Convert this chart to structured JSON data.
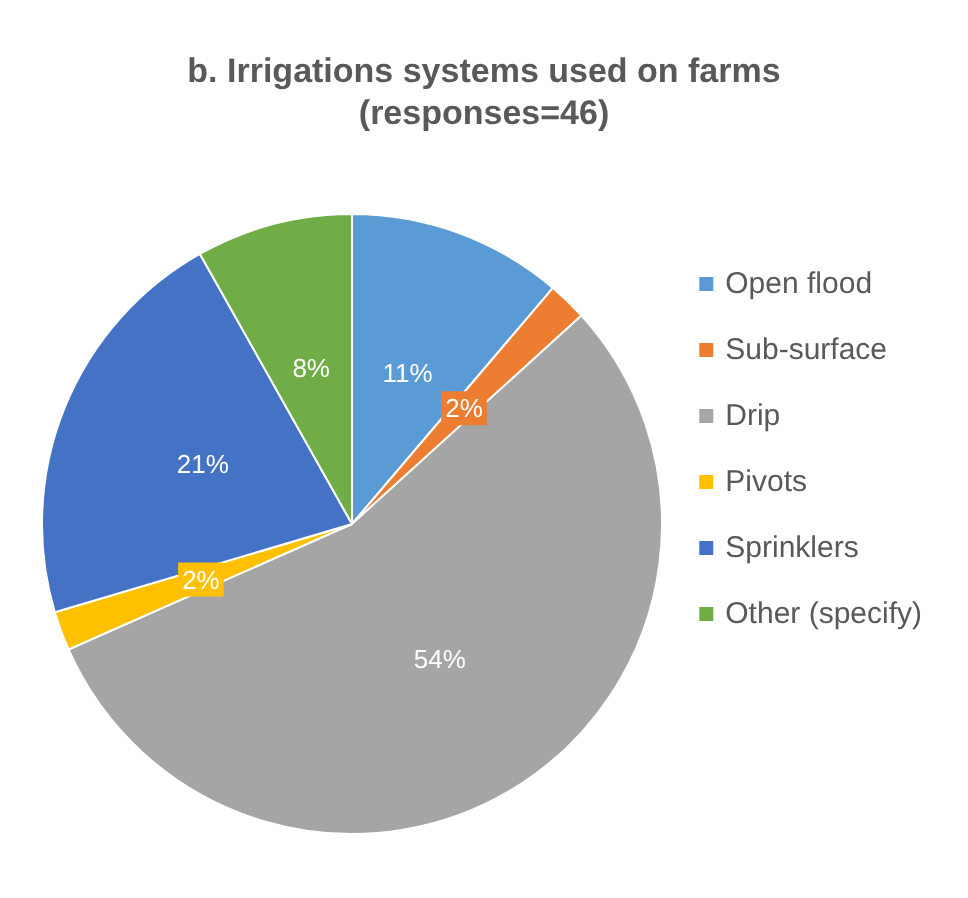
{
  "chart_data": {
    "type": "pie",
    "title": "b. Irrigations systems used on farms",
    "subtitle": "(responses=46)",
    "categories": [
      "Open flood",
      "Sub-surface",
      "Drip",
      "Pivots",
      "Sprinklers",
      "Other (specify)"
    ],
    "values": [
      11,
      2,
      54,
      2,
      21,
      8
    ],
    "colors": [
      "#5b9bd5",
      "#ed7d31",
      "#a5a5a5",
      "#ffc000",
      "#4472c4",
      "#70ad47"
    ],
    "value_labels": [
      "11%",
      "2%",
      "54%",
      "2%",
      "21%",
      "8%"
    ],
    "legend": "right"
  }
}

▶ **DIRECTIONS FOR THIS TASK**: Make an exact copy of the records shown above, without the pictures.

▶ **RESULT**:
Convert this chart to structured JSON data.
{
  "chart_data": {
    "type": "pie",
    "title": "b. Irrigations systems used on farms",
    "subtitle": "(responses=46)",
    "categories": [
      "Open flood",
      "Sub-surface",
      "Drip",
      "Pivots",
      "Sprinklers",
      "Other (specify)"
    ],
    "values": [
      11,
      2,
      54,
      2,
      21,
      8
    ],
    "colors": [
      "#5b9bd5",
      "#ed7d31",
      "#a5a5a5",
      "#ffc000",
      "#4472c4",
      "#70ad47"
    ],
    "value_labels": [
      "11%",
      "2%",
      "54%",
      "2%",
      "21%",
      "8%"
    ],
    "legend": "right"
  }
}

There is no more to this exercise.